*Document excerpt*.
******

R/SpatialScan.R

Defines functions SpatialScan

Documented in SpatialScan

################################################################
##' @title Spatial scan procedure
##'
##' @description This function computes the different scan procedures available in the package.
##'
##' @param method character vector. The scan procedures to apply on the data. Possible values are:
##' \itemize{
##' \item Univariate scan procedures: "UG" (univariate gaussian, see \code{\link{UG}}), "UNP" (univariate nonparametric, see \code{\link{UNP}})
##' \item Multivariate scan procedures: "MG" (multivariate gaussian, see \code{\link{MG}}), "MNP" (multivariate nonparametric, see \code{\link{MNP}})
##' \item Univariate functional scan procedures: "NPFSS" (nonparametric functional scan statistic, see \code{\link{NPFSS}}), "PFSS" (parametric functional scan statistic, see \code{\link{PFSS}}), "DFFSS" (distribution-free functional scan statistic, see \code{\link{DFFSS}}), "URBFSS" (univariate rank-based functional scan statistic, see \code{\link{URBFSS}})
##' \item Multivariate functional scan procedures: "NPFSS" (nonparametric functional scan statistic, see \code{\link{NPFSS}}), "MDFFSS" (multivariate distribution-free functional scan statistic, see \code{\link{MDFFSS}}), "MRBFSS" (multivariate rank-based functional scan statistic, see \code{\link{MRBFSS}}), "MPFSS", "MPFSS-LH", "MPFSS-W", "MPFSS-P" and "MPFSS-R" (parametric multivariate functional scan statistic ; "LH", "W", "P", "R" correspond respectively to the Lawley-Hotelling trace test statistic, The Wilks lambda test statistic, the Pillai trace test statistic and the Roy's maximum root test statistic, see \code{\link{MPFSS}}). Note that "MPFSS" computes "MPFSS-LH", "MPFSS-W", "MPFSS-P" and "MPFSS-R".
##' }
##' @param data list of numeric matrices or a matrix or a vector:
##' \itemize{
##' \item Univariate case: Vector of the data, each element corresponds to a site (or an individual if the observations are by individuals and not by sites).
##' \item Multivariate case: Matrix of the data, the rows correspond to the sites (or the individuals if the observations are by individuals and not by sites) and each column represents a variable.
##' \item Univariate functional case: Matrix of the data, the rows correspond to the sites (or to the individuals if the observations are by individuals and not by sites) and each column represents an observation time. The times must be the same for each site/individual. Depending on the scan procedure they also need to be equally-spaced.
##' \item Multivariate functional case: List of nb_sites (or nb_individuals if the observations are by individuals and not by sites) matrices of the data, the rows correspond to the variables and each column represents an observation time. The times must be the same for each site/individual. Depending on the scan procedure they also need to be equally-spaced.

******

*Extracted material*.
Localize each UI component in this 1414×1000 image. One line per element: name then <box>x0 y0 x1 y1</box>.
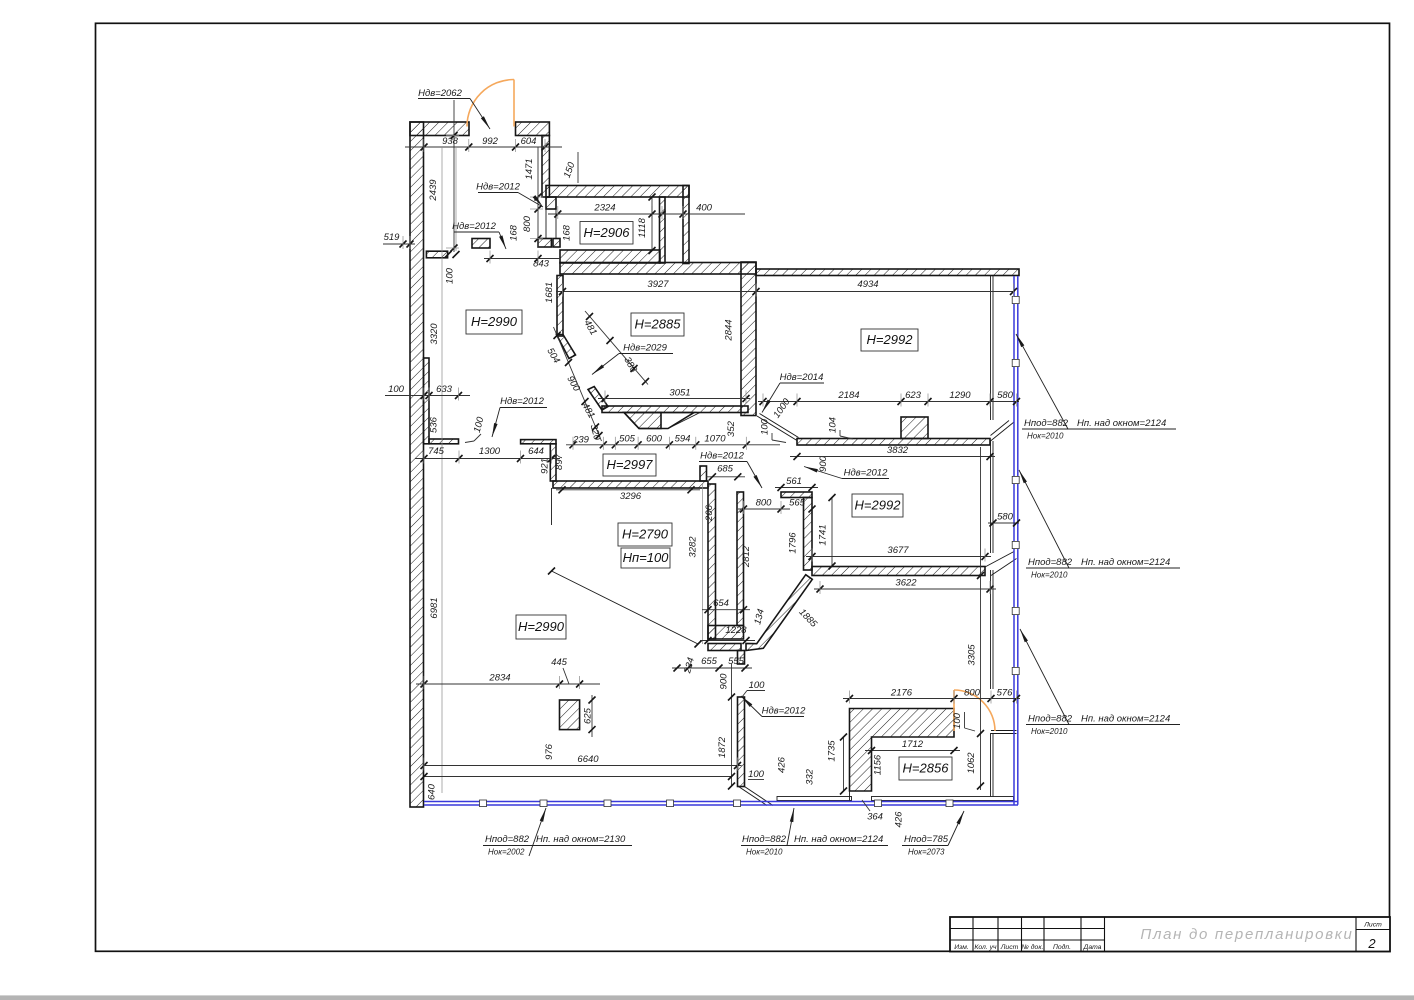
svg-text:2844: 2844 <box>724 319 735 341</box>
dim 561 <box>775 487 818 489</box>
svg-text:1885: 1885 <box>796 607 819 630</box>
svg-text:938: 938 <box>442 136 459 147</box>
door swing: entry door Hdv=2062 <box>513 80 515 127</box>
svg-text:565: 565 <box>789 498 806 509</box>
svg-text:604: 604 <box>521 136 537 147</box>
wall: corridor left jamb lines <box>545 209 547 239</box>
dim 2439 <box>453 100 455 252</box>
room label H=2856 <box>899 757 952 780</box>
svg-text:2834: 2834 <box>488 673 510 684</box>
svg-text:4934: 4934 <box>857 279 878 290</box>
dim ext vertical x=442 <box>441 147 443 793</box>
wall: H=2885 bottom wall <box>602 406 748 413</box>
svg-text:352: 352 <box>726 420 737 437</box>
svg-text:134: 134 <box>752 608 767 626</box>
svg-text:555: 555 <box>728 656 745 667</box>
svg-text:Нп. над окном=2124: Нп. над окном=2124 <box>794 834 883 845</box>
dim 1228 <box>700 640 755 642</box>
svg-text:Hдв=2012: Hдв=2012 <box>452 221 496 232</box>
svg-text:580: 580 <box>997 512 1014 523</box>
svg-text:H=2790: H=2790 <box>622 527 669 542</box>
door leaf Hdv=2014 (open) <box>757 416 797 441</box>
wall: kitchen niche outline <box>624 413 694 429</box>
dim 580 (mid) <box>988 522 1019 524</box>
svg-text:Hдв=2012: Hдв=2012 <box>762 706 806 717</box>
dim 1872 <box>731 664 733 786</box>
dim 1712 <box>865 750 960 752</box>
dim 3296 <box>556 489 700 491</box>
wall: inner face of right window wall <box>990 276 992 421</box>
svg-text:Нп. над окном=2124: Нп. над окном=2124 <box>1081 714 1170 725</box>
window sill diagonal (mid right) <box>985 552 1014 568</box>
svg-text:1741: 1741 <box>818 524 829 545</box>
svg-text:H=2990: H=2990 <box>518 619 565 634</box>
room label H=2990 (bottom) <box>516 615 566 639</box>
dim diagonal chamfer lines <box>554 327 602 441</box>
window sill lines (bath) <box>991 730 1017 732</box>
room label H=2992 (top) <box>861 329 918 351</box>
window: bottom facade glazing (blue) <box>424 801 1018 803</box>
svg-text:2324: 2324 <box>593 203 615 214</box>
svg-text:Нок=2010: Нок=2010 <box>1027 432 1064 441</box>
svg-text:426: 426 <box>777 756 788 773</box>
dim 100/633 <box>385 395 470 397</box>
svg-text:400: 400 <box>696 203 713 214</box>
room label H=2906 <box>580 222 633 245</box>
svg-text:1290: 1290 <box>949 390 971 401</box>
svg-text:2: 2 <box>1367 936 1376 951</box>
svg-text:900: 900 <box>818 455 829 472</box>
svg-text:3320: 3320 <box>429 323 440 345</box>
room label H=2790 <box>618 523 672 546</box>
svg-text:800: 800 <box>522 215 533 232</box>
wall: main horizontal wall thin (over H=2992) <box>756 269 1019 276</box>
dim 2184/623/1290/580 row <box>758 401 1019 403</box>
svg-text:504: 504 <box>544 346 561 365</box>
svg-text:3051: 3051 <box>669 388 690 399</box>
svg-text:386: 386 <box>621 355 639 375</box>
svg-text:1070: 1070 <box>704 434 726 445</box>
wall: H=2992mid bottom wall <box>812 567 985 576</box>
wall: bathroom L-wall <box>850 709 955 792</box>
svg-text:100: 100 <box>748 769 765 780</box>
wall: bathroom bottom left piece <box>849 791 851 801</box>
wall: column in H=2990 <box>560 700 580 730</box>
dim 1118 <box>651 197 653 251</box>
svg-text:100: 100 <box>388 384 405 395</box>
svg-text:№ док.: № док. <box>1022 943 1044 951</box>
wall: kitchen niche hatched part <box>624 413 661 429</box>
svg-text:800: 800 <box>756 498 773 509</box>
svg-text:Нок=2073: Нок=2073 <box>908 848 945 857</box>
window mullion marks right <box>1012 296 1019 303</box>
svg-text:Нок=2010: Нок=2010 <box>746 848 783 857</box>
svg-text:1712: 1712 <box>902 739 924 750</box>
svg-text:Hдв=2062: Hдв=2062 <box>418 88 462 99</box>
door swing: bathroom door <box>953 690 955 731</box>
svg-text:640: 640 <box>427 783 438 800</box>
svg-text:Нп. над окном=2130: Нп. над окном=2130 <box>536 834 626 845</box>
svg-text:Лист: Лист <box>1363 922 1382 929</box>
room label Hn=100 <box>621 548 670 568</box>
svg-text:Hдв=2014: Hдв=2014 <box>780 372 824 383</box>
wall: H=2885 chamfer stub lower <box>588 387 608 411</box>
wall: corner piece left of H=2790 wall <box>550 444 556 481</box>
svg-text:1156: 1156 <box>873 754 884 775</box>
svg-text:654: 654 <box>713 598 729 609</box>
svg-text:H=2856: H=2856 <box>903 761 950 776</box>
svg-text:519: 519 <box>384 232 401 243</box>
svg-text:206: 206 <box>704 504 715 522</box>
svg-text:1228: 1228 <box>725 625 747 636</box>
svg-text:644: 644 <box>528 446 544 457</box>
dim 654 <box>702 609 750 611</box>
svg-text:623: 623 <box>905 390 922 401</box>
svg-text:2439: 2439 <box>428 179 439 202</box>
title block <box>950 917 1390 952</box>
dim 2324/400 <box>548 213 745 215</box>
svg-text:Hдв=2012: Hдв=2012 <box>700 451 744 462</box>
svg-text:1300: 1300 <box>479 446 501 457</box>
svg-text:1872: 1872 <box>717 736 728 758</box>
dim 3305 <box>980 447 982 790</box>
wall: entry right wall <box>542 136 549 198</box>
svg-text:104: 104 <box>828 417 839 433</box>
svg-text:Hдв=2029: Hдв=2029 <box>623 343 667 354</box>
svg-text:1118: 1118 <box>637 217 648 237</box>
dim ext vertical x=456 <box>455 147 457 251</box>
svg-text:Дата: Дата <box>1083 944 1102 951</box>
svg-text:3282: 3282 <box>688 536 699 558</box>
wall: top entry wall right of door <box>516 122 550 136</box>
wall: diagonal wall 1885 <box>746 575 812 651</box>
wall: diagonal to window corner <box>739 787 768 806</box>
svg-text:445: 445 <box>551 657 568 668</box>
svg-text:745: 745 <box>428 446 445 457</box>
wall: left outer wall <box>410 122 424 807</box>
window sill diagonal (upper right) <box>991 422 1015 441</box>
wall: corridor top wall step <box>546 197 556 209</box>
svg-text:Изм.: Изм. <box>954 944 969 951</box>
wall: wall 3832 under H=2992top <box>797 439 990 446</box>
svg-text:976: 976 <box>544 743 555 760</box>
svg-text:800: 800 <box>964 688 981 699</box>
window: right facade glazing (blue) <box>1013 276 1015 805</box>
svg-text:320: 320 <box>588 423 603 442</box>
dim 800 (duct door) <box>738 508 790 510</box>
svg-text:332: 332 <box>805 768 816 785</box>
wall: corridor right wall B (400 slot) <box>683 186 689 264</box>
room label H=2990 (top left) <box>466 310 522 334</box>
wall: stub 561/565 <box>781 492 812 498</box>
wall: corridor top wall <box>546 186 689 198</box>
dim 1735 <box>843 737 845 791</box>
svg-text:576: 576 <box>997 688 1014 699</box>
wall: main horizontal wall thick (over H=2885) <box>560 263 756 275</box>
wall: corridor bottom wall <box>560 250 660 263</box>
wall: duct left wall <box>708 484 716 639</box>
svg-text:2812: 2812 <box>741 545 752 568</box>
svg-text:Лист: Лист <box>1000 944 1019 951</box>
wall: duct bottom block <box>708 626 744 640</box>
svg-text:655: 655 <box>701 656 718 667</box>
svg-text:Нок=2002: Нок=2002 <box>488 848 525 857</box>
dim 625 <box>591 695 593 737</box>
svg-text:1681: 1681 <box>544 282 555 303</box>
wall: vent box on 3832 wall <box>901 417 928 439</box>
dim 519 <box>383 243 415 245</box>
wall: wall under stub (x=808) <box>804 498 813 571</box>
svg-text:897: 897 <box>554 453 565 470</box>
wall: corridor-bath door stub <box>738 651 745 665</box>
dim 1741 <box>831 498 833 567</box>
svg-text:625: 625 <box>583 707 594 724</box>
svg-text:481: 481 <box>579 401 596 420</box>
room label H=2997 <box>603 454 656 476</box>
svg-text:843: 843 <box>533 259 550 270</box>
svg-text:900: 900 <box>719 673 730 690</box>
svg-text:100: 100 <box>952 712 963 729</box>
dim 745/1300/644 <box>415 458 560 460</box>
svg-text:992: 992 <box>482 136 499 147</box>
svg-text:685: 685 <box>717 464 734 475</box>
svg-text:Hп=100: Hп=100 <box>623 550 670 565</box>
svg-text:1000: 1000 <box>771 396 793 420</box>
svg-text:H=2997: H=2997 <box>607 457 654 472</box>
svg-text:1796: 1796 <box>788 532 799 554</box>
svg-text:3622: 3622 <box>895 578 917 589</box>
svg-text:3832: 3832 <box>887 445 909 456</box>
svg-text:Кол. уч: Кол. уч <box>974 944 997 951</box>
svg-text:536: 536 <box>429 416 440 433</box>
wall: top entry wall left of door <box>410 122 469 136</box>
svg-text:100: 100 <box>472 415 487 434</box>
svg-text:3305: 3305 <box>967 644 978 666</box>
svg-text:1062: 1062 <box>966 752 977 774</box>
dim 3927/4934 <box>556 291 1014 293</box>
room label H=2885 <box>631 313 684 336</box>
svg-text:168: 168 <box>509 224 520 241</box>
svg-text:Нп. над окном=2124: Нп. над окном=2124 <box>1081 557 1170 568</box>
room divider: H=2790 diagonal step <box>552 571 699 644</box>
svg-text:1471: 1471 <box>524 158 535 179</box>
svg-text:6640: 6640 <box>577 754 599 765</box>
dim 3051 <box>598 398 750 400</box>
svg-text:Hдв=2012: Hдв=2012 <box>476 182 520 193</box>
dim 3832 <box>790 456 995 458</box>
svg-text:H=2990: H=2990 <box>471 314 518 329</box>
bottom screen edge strip <box>0 995 1414 1000</box>
wall: stub 633 under Hdv=2012 door <box>429 439 459 444</box>
window mullion marks bottom <box>480 800 487 807</box>
room divider: H=2790 left line <box>551 488 553 525</box>
wall: upward stub at right end of 3296 wall <box>700 466 707 481</box>
svg-text:Нок=2010: Нок=2010 <box>1031 571 1068 580</box>
dim 2834/445 <box>416 683 600 685</box>
wall: H=2885 right wall <box>741 262 756 416</box>
svg-text:100: 100 <box>749 680 766 691</box>
wall: corridor right wall A <box>660 197 666 263</box>
svg-text:Hдв=2012: Hдв=2012 <box>500 396 544 407</box>
svg-text:H=2992: H=2992 <box>855 498 902 513</box>
dim 685 <box>706 476 745 478</box>
dim 1471/800/168 line <box>537 147 539 247</box>
svg-text:Hдв=2012: Hдв=2012 <box>844 468 888 479</box>
svg-text:3296: 3296 <box>620 491 642 502</box>
svg-text:Нп. над окном=2124: Нп. над окном=2124 <box>1077 418 1166 429</box>
wall: duct right wall <box>737 492 744 626</box>
svg-text:H=2885: H=2885 <box>635 317 682 332</box>
svg-text:6981: 6981 <box>429 597 440 618</box>
svg-text:Hпод=882: Hпод=882 <box>742 834 787 845</box>
wall: bathroom bottom thin wall <box>872 797 1014 801</box>
dim 843 <box>484 258 560 260</box>
wall: corridor left door stubs <box>538 239 551 248</box>
wall: corridor top bar below duct <box>708 644 741 651</box>
room label H=2992 (mid) <box>852 494 903 517</box>
svg-text:900: 900 <box>564 374 582 394</box>
wall: stub left of 843 door <box>472 239 490 249</box>
svg-text:3677: 3677 <box>887 545 909 556</box>
svg-text:426: 426 <box>894 811 905 828</box>
svg-text:2176: 2176 <box>890 688 913 699</box>
svg-text:100: 100 <box>760 418 771 435</box>
svg-text:505: 505 <box>619 434 636 445</box>
svg-text:H=2906: H=2906 <box>584 225 631 240</box>
svg-text:168: 168 <box>562 224 573 241</box>
dim 505/600/594/1070 row <box>566 444 780 446</box>
svg-text:Подп.: Подп. <box>1053 943 1071 951</box>
svg-text:481: 481 <box>581 318 598 337</box>
svg-text:Нок=2010: Нок=2010 <box>1031 727 1068 736</box>
wall: kitchen niche door line <box>668 413 700 429</box>
wall: top wall of H=2790 <box>553 481 708 488</box>
dim 6640 <box>424 765 742 767</box>
svg-text:100: 100 <box>445 267 456 284</box>
dim 2176/800/576 row <box>843 698 1020 700</box>
wall: H=2885 chamfer stub upper <box>557 335 576 359</box>
wall: H=2885 left wall <box>557 276 563 337</box>
svg-text:Hпод=882: Hпод=882 <box>485 834 530 845</box>
svg-text:Hпод=785: Hпод=785 <box>904 834 949 845</box>
svg-text:921: 921 <box>540 458 551 474</box>
svg-text:594: 594 <box>675 434 691 445</box>
svg-text:1735: 1735 <box>827 740 838 762</box>
svg-text:580: 580 <box>997 390 1014 401</box>
svg-text:План до перепланировки: План до перепланировки <box>1140 926 1353 943</box>
wall: corridor-bath left wall <box>738 697 745 787</box>
dim 3677 <box>806 556 991 558</box>
wall: left wall stub (519 area) <box>426 251 447 258</box>
svg-text:600: 600 <box>646 434 663 445</box>
svg-text:150: 150 <box>562 160 578 179</box>
svg-text:561: 561 <box>786 476 802 487</box>
svg-text:364: 364 <box>867 812 883 823</box>
svg-text:633: 633 <box>436 384 453 395</box>
svg-text:Hпод=882: Hпод=882 <box>1024 418 1069 429</box>
svg-text:3927: 3927 <box>647 279 669 290</box>
dim 3622 <box>814 588 996 590</box>
wall: left wall inner thickening <box>424 358 430 444</box>
dim 938/992/604 <box>405 146 562 148</box>
dim 655/555 <box>672 667 752 669</box>
svg-text:2184: 2184 <box>837 390 859 401</box>
svg-text:H=2992: H=2992 <box>867 332 914 347</box>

******

*Instructions*.
#1 Copy the passage of the SpatialScan documentation word for word, from "R/SpatialScan.R" to "in the package.".
#2 Answer these questions using the SpatialScan documentation:
(a) What does the abbreviation "UNP" stand for?
(b) In the multivariate case, what does each column of the data matrix represent?
(c) Which four procedures does "MPFSS" compute?

*The responses*.
#1
R/SpatialScan.R

Defines functions SpatialScan

Documented in SpatialScan

################################################################
##' @title Spatial scan procedure
##'
##' @description This function computes the different scan procedures available in the package.

#2
(a) Univariate nonparametric.
(b) A variable.
(c) "MPFSS-LH", "MPFSS-W", "MPFSS-P" and "MPFSS-R".